**Directions:** Using the listing below, extract each line that has the word "продуктов" in it.
◆ ◆ ◆ ◆
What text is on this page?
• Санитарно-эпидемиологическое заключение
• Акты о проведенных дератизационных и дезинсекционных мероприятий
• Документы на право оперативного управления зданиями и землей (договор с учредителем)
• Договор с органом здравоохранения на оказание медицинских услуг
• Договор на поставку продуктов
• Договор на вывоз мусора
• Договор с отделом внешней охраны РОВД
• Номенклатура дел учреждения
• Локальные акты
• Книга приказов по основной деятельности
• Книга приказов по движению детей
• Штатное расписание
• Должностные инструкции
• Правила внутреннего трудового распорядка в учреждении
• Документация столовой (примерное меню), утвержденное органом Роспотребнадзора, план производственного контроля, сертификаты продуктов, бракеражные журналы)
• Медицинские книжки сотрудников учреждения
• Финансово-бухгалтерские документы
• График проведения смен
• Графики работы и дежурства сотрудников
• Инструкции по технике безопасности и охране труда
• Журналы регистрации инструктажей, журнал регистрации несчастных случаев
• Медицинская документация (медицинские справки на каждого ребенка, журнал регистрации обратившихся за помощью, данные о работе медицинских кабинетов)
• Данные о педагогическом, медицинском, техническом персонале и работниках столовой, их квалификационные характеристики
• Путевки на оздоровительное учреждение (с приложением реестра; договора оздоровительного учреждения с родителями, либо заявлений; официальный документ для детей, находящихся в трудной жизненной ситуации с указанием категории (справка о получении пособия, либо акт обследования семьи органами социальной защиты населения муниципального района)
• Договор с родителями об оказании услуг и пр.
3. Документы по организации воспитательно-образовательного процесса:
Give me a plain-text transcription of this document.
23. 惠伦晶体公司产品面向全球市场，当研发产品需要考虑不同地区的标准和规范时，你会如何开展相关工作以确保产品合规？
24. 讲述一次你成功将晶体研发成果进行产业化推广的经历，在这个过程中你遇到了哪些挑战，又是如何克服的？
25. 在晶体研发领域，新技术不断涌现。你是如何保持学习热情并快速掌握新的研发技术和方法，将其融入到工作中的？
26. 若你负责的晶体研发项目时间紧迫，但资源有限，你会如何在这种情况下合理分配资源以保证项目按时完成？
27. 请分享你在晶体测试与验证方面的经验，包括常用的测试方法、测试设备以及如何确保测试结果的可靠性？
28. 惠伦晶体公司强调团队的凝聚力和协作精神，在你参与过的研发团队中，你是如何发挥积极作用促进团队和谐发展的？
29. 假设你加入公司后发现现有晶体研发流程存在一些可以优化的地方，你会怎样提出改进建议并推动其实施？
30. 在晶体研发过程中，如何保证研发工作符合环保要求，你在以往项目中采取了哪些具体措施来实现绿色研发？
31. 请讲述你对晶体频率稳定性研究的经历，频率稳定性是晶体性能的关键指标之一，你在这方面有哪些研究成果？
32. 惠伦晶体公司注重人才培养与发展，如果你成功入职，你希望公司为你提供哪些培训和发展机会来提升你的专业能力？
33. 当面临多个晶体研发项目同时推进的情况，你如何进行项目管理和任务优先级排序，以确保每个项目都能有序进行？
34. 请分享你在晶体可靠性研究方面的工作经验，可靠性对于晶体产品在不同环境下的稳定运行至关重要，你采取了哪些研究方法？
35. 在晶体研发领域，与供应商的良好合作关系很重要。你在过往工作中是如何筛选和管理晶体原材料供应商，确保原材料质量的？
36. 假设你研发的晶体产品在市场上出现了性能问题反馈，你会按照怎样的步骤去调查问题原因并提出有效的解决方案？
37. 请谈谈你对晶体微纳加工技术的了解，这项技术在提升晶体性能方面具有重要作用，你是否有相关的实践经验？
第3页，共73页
◆ ◆ ◆ ◆
**Completed task:**
• Договор на поставку продуктов
• Документация столовой (примерное меню), утвержденное органом Роспотребнадзора, план производственного контроля, сертификаты продуктов, бракеражные журналы)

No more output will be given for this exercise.